Work to do: How many lines of the records hold the string "BANK"? Reply with the number alone.

* Begin *

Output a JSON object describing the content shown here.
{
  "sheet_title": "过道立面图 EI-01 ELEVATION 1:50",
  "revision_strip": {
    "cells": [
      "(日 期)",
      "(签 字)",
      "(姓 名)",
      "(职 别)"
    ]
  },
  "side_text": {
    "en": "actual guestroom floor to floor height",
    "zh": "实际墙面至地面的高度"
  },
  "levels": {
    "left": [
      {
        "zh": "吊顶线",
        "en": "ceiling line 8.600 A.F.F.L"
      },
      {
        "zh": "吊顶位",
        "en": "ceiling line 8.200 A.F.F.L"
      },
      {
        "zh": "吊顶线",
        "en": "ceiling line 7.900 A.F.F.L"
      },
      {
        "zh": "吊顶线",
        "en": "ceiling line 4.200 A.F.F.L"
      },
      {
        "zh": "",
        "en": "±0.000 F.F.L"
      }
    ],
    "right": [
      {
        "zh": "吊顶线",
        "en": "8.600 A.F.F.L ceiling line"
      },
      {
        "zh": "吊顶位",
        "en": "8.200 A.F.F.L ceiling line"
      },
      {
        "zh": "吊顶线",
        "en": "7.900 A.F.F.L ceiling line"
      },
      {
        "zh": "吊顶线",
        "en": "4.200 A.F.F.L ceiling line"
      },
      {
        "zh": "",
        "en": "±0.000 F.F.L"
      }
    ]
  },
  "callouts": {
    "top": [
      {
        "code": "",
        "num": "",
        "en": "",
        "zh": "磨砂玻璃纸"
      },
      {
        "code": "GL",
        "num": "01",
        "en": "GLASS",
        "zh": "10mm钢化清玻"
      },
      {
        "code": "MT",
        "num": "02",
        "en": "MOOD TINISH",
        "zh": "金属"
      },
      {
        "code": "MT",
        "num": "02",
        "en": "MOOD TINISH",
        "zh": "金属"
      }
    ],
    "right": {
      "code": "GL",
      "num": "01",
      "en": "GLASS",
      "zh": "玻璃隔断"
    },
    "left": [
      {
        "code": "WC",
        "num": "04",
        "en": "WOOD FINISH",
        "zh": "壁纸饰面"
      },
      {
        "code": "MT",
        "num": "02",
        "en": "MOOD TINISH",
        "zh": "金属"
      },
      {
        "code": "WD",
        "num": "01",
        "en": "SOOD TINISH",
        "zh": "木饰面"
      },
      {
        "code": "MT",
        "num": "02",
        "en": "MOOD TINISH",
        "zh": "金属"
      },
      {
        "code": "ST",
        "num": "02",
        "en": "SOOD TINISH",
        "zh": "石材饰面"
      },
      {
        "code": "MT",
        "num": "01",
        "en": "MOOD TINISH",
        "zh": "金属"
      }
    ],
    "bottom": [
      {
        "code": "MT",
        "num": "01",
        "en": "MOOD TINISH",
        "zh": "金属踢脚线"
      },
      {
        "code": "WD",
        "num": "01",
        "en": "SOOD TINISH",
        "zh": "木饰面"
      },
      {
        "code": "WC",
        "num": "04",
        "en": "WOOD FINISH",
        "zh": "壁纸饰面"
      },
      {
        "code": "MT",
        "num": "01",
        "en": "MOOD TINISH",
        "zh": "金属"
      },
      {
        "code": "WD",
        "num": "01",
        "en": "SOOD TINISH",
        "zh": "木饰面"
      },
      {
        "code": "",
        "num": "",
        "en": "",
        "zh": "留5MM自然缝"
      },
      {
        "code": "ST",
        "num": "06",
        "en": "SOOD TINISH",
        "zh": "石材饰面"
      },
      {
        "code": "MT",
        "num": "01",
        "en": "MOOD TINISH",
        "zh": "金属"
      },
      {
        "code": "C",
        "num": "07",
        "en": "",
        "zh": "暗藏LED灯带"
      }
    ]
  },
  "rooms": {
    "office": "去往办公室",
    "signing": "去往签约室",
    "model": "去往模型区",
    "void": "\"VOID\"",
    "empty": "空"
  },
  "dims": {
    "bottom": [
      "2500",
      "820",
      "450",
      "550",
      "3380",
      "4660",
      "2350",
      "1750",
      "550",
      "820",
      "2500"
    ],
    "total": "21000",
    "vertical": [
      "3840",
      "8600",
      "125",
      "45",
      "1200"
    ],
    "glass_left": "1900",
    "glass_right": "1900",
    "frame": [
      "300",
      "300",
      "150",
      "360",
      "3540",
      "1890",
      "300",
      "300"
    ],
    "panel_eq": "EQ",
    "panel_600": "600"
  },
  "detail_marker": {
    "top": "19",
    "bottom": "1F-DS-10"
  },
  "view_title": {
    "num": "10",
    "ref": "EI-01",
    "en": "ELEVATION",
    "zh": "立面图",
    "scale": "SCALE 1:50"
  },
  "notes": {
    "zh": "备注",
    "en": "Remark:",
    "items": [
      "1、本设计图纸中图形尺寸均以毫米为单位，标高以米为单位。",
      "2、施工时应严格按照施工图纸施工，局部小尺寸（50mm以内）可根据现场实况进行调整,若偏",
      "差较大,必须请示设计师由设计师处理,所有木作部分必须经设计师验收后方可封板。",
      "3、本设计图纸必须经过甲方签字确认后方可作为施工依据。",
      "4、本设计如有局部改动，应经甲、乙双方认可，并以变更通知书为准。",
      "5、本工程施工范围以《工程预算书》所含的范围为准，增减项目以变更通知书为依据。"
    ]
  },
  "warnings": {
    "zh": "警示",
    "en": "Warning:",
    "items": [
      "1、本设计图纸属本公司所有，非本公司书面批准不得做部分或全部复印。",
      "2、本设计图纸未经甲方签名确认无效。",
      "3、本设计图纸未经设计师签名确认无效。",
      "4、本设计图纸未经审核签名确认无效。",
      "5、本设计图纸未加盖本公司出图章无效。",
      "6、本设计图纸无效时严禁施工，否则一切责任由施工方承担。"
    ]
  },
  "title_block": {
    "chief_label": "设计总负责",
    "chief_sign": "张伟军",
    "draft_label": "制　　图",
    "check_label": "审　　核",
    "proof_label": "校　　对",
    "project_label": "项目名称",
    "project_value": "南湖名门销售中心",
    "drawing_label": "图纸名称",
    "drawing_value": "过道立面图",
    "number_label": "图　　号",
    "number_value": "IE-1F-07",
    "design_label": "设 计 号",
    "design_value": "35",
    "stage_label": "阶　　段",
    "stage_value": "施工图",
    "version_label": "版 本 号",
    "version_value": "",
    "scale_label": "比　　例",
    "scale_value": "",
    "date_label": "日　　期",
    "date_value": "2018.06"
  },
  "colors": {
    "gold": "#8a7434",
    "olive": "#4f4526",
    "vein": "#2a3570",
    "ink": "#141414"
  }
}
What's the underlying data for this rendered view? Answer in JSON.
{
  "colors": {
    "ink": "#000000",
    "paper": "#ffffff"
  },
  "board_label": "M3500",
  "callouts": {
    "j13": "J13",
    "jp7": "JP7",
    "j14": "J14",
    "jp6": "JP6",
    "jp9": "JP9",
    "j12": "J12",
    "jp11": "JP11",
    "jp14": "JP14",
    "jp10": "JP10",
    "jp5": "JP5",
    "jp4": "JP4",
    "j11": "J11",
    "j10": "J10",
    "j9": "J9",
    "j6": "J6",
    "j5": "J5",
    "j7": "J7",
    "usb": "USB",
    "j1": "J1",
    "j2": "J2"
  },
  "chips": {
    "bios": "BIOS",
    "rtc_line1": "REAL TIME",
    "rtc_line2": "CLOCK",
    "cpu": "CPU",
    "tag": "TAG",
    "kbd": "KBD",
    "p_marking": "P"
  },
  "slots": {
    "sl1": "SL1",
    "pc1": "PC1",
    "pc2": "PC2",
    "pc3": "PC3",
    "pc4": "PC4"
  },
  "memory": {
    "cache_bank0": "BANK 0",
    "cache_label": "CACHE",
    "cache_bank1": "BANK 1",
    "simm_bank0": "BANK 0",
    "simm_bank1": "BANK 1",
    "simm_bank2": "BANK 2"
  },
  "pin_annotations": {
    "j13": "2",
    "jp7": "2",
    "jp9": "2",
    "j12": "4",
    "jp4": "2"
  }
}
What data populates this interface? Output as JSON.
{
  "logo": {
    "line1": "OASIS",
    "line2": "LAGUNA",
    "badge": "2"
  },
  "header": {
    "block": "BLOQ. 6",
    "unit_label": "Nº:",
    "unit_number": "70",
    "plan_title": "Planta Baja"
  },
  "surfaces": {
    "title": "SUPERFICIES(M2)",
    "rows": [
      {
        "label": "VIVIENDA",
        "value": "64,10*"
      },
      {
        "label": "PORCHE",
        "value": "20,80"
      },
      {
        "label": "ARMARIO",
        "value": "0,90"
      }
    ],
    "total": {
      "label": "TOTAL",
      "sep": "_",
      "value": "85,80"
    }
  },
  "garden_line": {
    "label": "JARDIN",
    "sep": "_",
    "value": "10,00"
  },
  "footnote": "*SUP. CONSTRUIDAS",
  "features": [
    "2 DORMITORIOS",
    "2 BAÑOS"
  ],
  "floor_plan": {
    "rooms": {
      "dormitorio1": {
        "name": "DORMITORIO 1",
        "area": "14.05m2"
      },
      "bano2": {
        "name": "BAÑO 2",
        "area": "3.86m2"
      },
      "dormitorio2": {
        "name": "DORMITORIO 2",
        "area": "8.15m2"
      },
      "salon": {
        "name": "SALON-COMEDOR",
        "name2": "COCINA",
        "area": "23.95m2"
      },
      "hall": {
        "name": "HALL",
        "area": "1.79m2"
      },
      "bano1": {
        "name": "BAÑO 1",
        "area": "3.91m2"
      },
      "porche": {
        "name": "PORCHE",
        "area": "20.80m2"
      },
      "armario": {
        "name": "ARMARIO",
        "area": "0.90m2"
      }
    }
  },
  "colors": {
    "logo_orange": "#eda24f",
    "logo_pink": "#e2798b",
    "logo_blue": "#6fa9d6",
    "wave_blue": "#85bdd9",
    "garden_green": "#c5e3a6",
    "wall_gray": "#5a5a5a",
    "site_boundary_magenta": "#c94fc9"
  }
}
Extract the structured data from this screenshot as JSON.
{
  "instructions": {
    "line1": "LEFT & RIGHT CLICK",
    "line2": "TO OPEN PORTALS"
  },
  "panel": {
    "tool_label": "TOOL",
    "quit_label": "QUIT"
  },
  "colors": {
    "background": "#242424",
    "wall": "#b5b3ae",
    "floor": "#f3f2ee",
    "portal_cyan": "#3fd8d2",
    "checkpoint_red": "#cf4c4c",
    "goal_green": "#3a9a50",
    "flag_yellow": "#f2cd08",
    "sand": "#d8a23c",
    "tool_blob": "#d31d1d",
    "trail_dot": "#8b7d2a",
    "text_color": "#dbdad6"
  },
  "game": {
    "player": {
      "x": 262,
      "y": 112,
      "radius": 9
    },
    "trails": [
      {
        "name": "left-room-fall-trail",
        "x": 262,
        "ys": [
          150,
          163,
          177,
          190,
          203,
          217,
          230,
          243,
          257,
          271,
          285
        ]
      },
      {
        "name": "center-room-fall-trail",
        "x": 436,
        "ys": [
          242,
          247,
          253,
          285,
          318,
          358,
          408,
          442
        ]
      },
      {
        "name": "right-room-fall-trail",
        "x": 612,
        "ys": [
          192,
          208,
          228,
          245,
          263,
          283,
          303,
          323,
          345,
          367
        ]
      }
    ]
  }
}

* End *

Written reply: 5